**TASK DESCRIPTION:**
Pick out the lines in the listing below that contain the word "Huawei" and copy them.

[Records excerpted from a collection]
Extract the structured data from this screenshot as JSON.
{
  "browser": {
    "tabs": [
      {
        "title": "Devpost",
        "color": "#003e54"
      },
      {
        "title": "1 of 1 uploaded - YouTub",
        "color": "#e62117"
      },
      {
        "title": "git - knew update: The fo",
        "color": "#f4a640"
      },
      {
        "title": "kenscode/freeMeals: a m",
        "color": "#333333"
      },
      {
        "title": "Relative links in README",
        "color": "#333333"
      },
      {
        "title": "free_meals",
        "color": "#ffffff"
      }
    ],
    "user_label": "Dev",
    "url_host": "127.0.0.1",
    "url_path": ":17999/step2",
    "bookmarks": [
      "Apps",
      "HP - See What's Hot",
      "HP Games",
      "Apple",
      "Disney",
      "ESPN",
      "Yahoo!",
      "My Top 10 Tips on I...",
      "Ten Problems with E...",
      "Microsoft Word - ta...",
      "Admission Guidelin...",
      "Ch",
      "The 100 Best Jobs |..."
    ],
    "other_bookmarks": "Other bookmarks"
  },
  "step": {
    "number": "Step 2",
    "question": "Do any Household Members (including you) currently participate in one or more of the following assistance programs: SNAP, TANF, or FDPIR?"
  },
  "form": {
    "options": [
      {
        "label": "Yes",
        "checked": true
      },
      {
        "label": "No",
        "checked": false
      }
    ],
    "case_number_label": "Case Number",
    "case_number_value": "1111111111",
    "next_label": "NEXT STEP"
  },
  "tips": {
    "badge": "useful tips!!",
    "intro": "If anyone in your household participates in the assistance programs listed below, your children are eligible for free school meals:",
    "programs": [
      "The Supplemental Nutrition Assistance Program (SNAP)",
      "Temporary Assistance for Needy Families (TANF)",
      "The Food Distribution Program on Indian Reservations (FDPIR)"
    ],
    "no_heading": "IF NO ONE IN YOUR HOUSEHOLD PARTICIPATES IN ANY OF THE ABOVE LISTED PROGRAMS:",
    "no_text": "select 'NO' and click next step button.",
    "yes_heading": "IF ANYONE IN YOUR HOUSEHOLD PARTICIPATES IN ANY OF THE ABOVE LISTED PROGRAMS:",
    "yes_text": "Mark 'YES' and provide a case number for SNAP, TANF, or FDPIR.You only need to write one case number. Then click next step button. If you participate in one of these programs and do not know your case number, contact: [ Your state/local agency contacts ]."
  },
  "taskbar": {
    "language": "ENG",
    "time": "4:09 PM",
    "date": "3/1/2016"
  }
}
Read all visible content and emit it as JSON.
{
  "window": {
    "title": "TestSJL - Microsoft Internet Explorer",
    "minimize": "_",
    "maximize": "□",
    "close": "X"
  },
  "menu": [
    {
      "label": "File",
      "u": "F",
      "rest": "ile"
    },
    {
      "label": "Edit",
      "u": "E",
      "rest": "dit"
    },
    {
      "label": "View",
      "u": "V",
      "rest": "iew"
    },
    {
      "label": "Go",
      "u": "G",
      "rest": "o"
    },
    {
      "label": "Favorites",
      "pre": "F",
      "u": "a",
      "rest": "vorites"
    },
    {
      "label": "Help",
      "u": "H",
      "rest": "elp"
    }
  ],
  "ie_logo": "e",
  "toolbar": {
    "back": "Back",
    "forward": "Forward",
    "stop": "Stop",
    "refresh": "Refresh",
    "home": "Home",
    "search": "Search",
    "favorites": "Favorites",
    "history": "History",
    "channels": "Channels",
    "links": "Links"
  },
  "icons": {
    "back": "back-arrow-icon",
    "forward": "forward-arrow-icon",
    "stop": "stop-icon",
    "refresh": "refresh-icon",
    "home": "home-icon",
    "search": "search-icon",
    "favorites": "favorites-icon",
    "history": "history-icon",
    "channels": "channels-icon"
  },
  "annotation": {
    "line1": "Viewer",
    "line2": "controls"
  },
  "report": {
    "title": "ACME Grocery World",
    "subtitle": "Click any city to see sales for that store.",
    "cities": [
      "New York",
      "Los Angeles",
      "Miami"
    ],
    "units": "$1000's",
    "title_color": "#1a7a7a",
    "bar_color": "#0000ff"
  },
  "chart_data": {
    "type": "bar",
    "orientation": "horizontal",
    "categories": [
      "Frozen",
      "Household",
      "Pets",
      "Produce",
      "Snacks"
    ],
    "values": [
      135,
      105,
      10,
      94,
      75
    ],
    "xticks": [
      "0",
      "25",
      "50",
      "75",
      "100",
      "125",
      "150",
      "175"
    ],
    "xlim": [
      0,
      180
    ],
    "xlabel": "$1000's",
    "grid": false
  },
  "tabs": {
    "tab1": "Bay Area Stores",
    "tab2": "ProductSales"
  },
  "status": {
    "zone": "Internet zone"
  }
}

---

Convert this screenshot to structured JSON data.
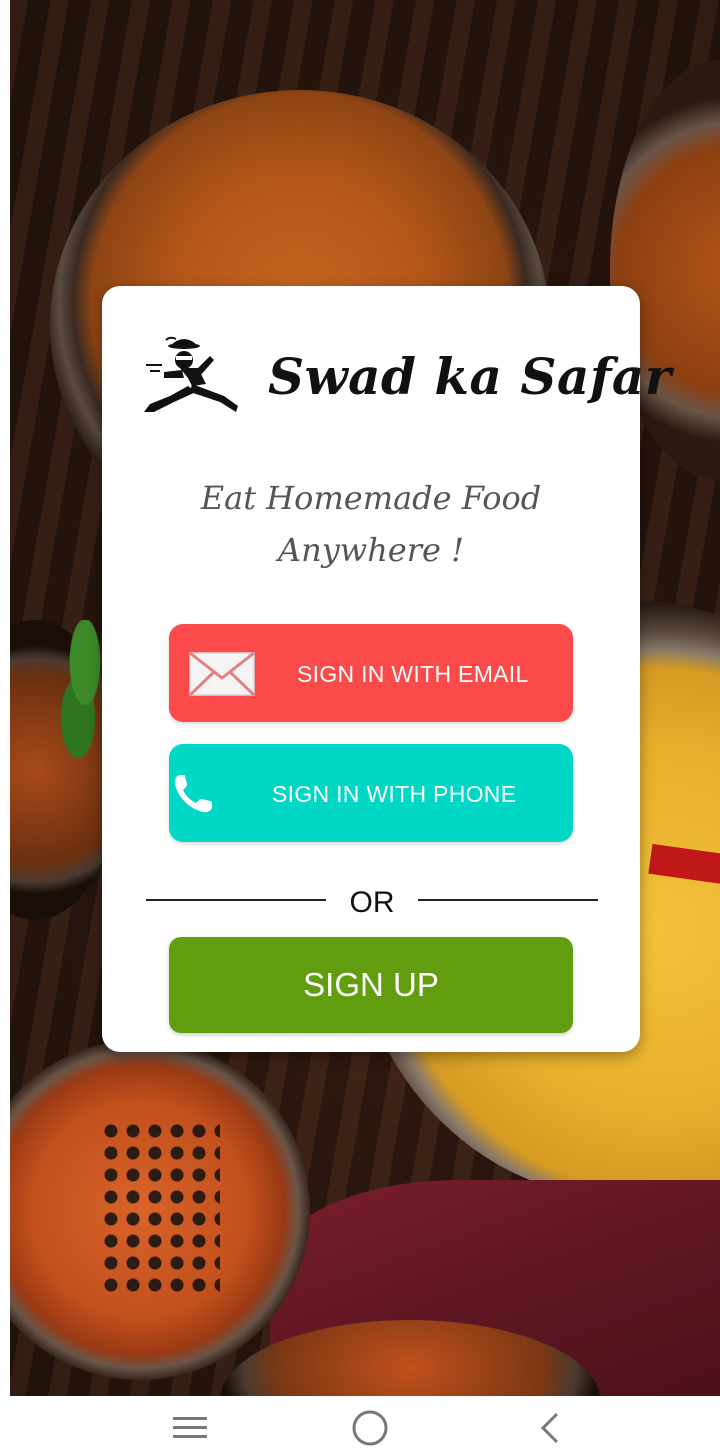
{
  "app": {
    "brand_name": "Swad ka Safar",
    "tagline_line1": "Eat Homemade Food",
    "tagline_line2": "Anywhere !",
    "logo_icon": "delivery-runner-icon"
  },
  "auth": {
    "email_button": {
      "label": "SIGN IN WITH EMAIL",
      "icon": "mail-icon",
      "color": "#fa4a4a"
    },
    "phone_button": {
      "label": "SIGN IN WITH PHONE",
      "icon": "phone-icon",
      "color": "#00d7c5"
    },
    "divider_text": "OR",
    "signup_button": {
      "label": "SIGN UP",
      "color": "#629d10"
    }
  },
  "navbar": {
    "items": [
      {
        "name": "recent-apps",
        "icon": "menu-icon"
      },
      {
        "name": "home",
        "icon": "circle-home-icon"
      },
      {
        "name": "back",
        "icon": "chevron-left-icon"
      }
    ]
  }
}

...

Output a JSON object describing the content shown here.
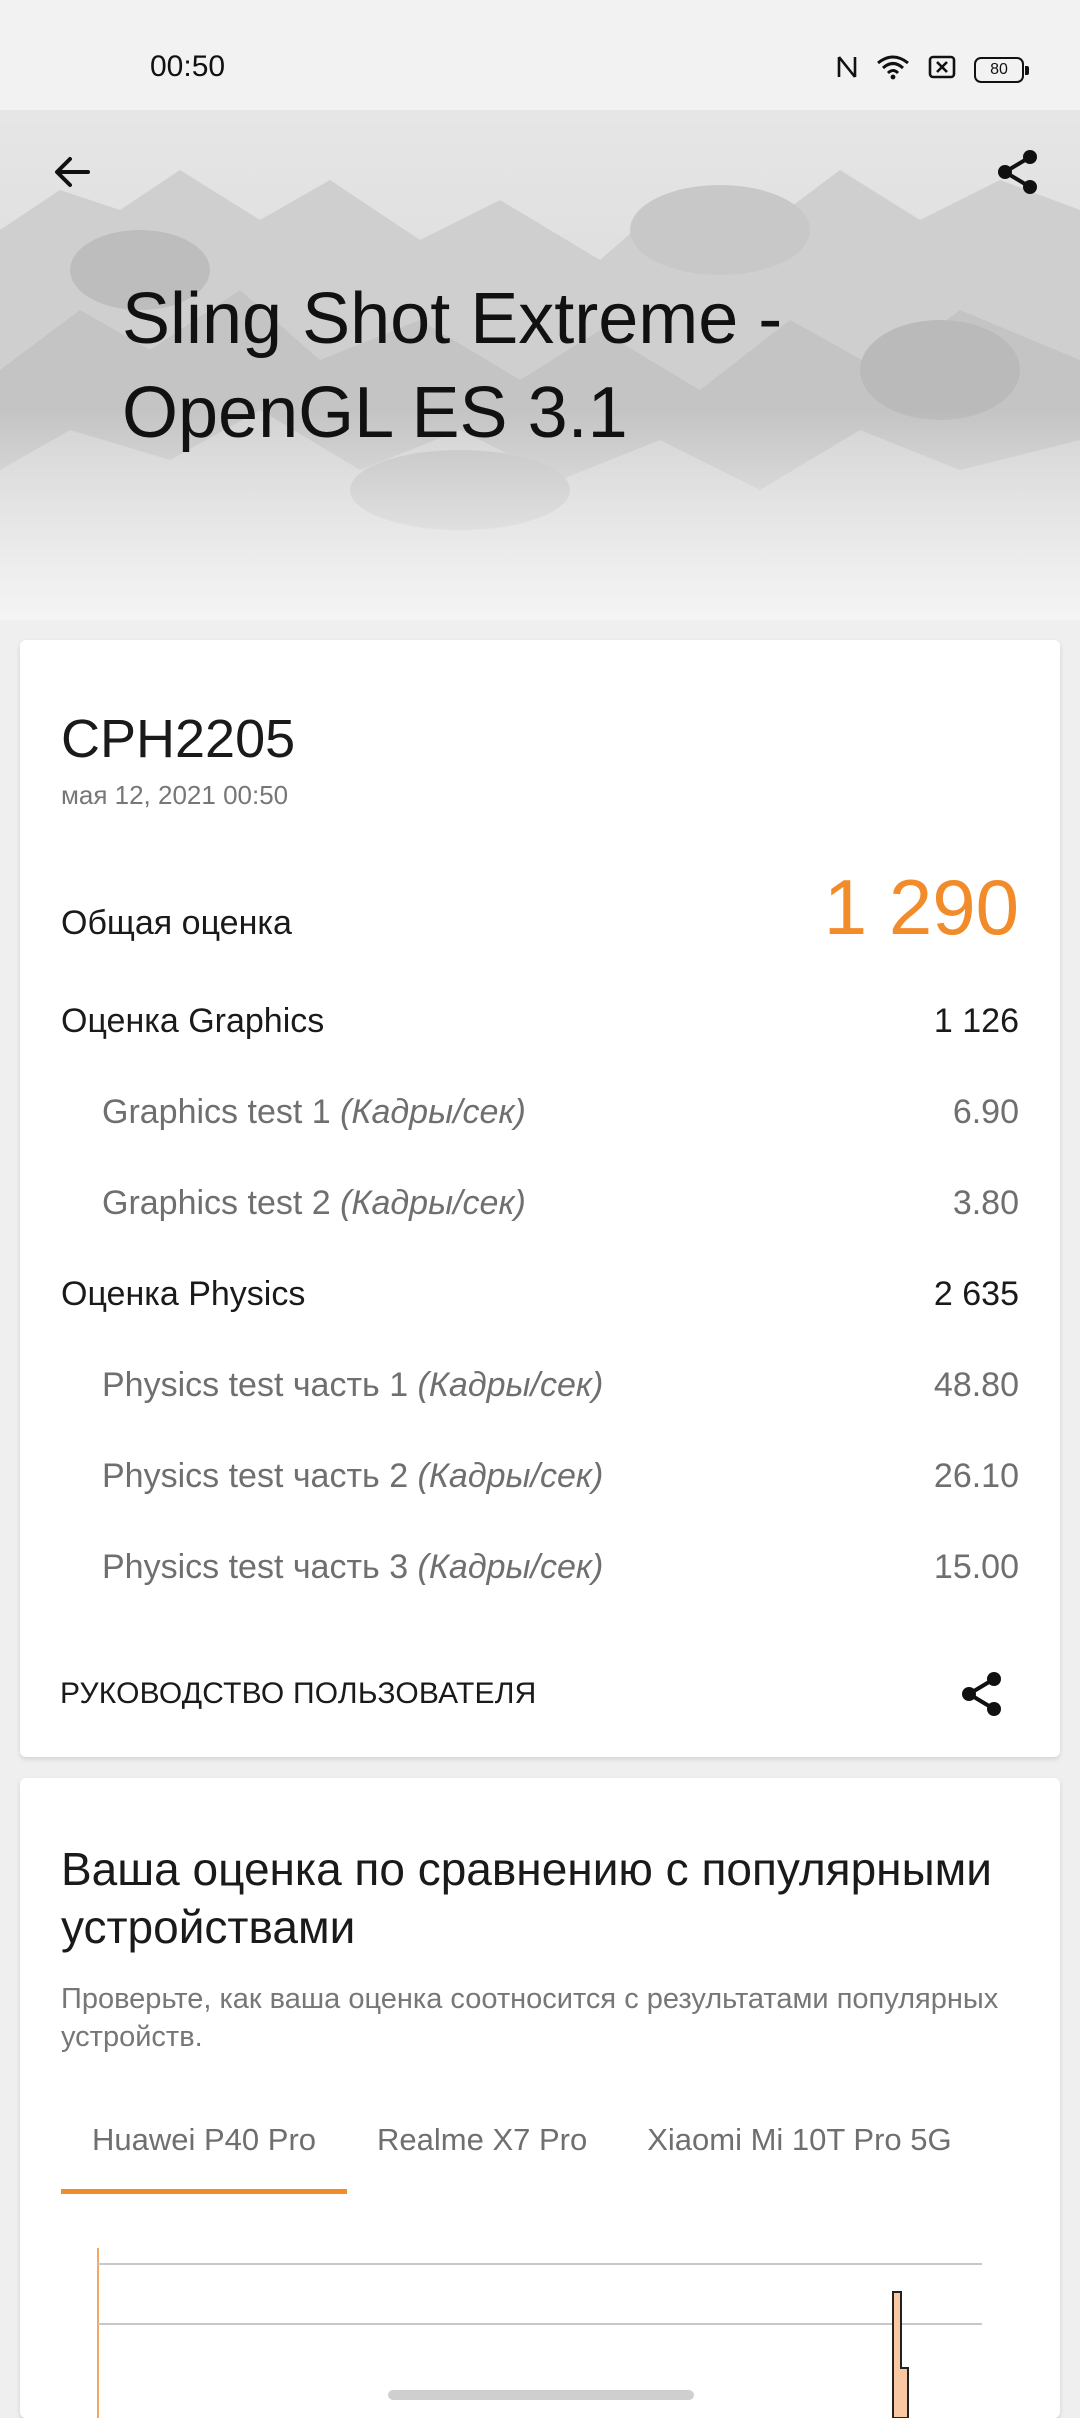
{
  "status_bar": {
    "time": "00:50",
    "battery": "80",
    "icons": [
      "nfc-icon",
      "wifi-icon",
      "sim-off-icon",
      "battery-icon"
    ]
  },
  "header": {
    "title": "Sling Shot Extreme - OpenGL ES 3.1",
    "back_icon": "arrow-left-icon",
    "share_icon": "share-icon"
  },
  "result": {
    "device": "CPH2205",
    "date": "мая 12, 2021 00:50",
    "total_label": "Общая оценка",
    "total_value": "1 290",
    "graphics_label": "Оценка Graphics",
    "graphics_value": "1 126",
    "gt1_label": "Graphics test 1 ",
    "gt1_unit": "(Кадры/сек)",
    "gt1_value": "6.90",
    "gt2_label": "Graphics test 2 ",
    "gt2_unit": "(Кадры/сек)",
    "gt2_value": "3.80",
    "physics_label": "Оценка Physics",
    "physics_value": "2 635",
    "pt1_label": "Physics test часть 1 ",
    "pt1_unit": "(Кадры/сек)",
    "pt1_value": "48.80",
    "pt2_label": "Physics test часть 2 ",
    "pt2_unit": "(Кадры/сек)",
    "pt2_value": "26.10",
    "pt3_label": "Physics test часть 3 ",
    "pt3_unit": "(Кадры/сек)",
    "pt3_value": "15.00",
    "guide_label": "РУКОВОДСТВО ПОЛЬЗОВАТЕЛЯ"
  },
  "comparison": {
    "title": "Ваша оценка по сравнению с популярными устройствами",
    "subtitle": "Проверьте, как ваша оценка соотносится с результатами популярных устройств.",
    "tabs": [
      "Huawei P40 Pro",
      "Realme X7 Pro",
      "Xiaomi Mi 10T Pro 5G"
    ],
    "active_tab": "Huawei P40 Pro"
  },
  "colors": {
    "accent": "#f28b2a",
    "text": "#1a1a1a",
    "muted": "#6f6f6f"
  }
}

**SOLUTION TO THIS TASK:**
      "Huawei P40 Pro",
    "active_tab": "Huawei P40 Pro"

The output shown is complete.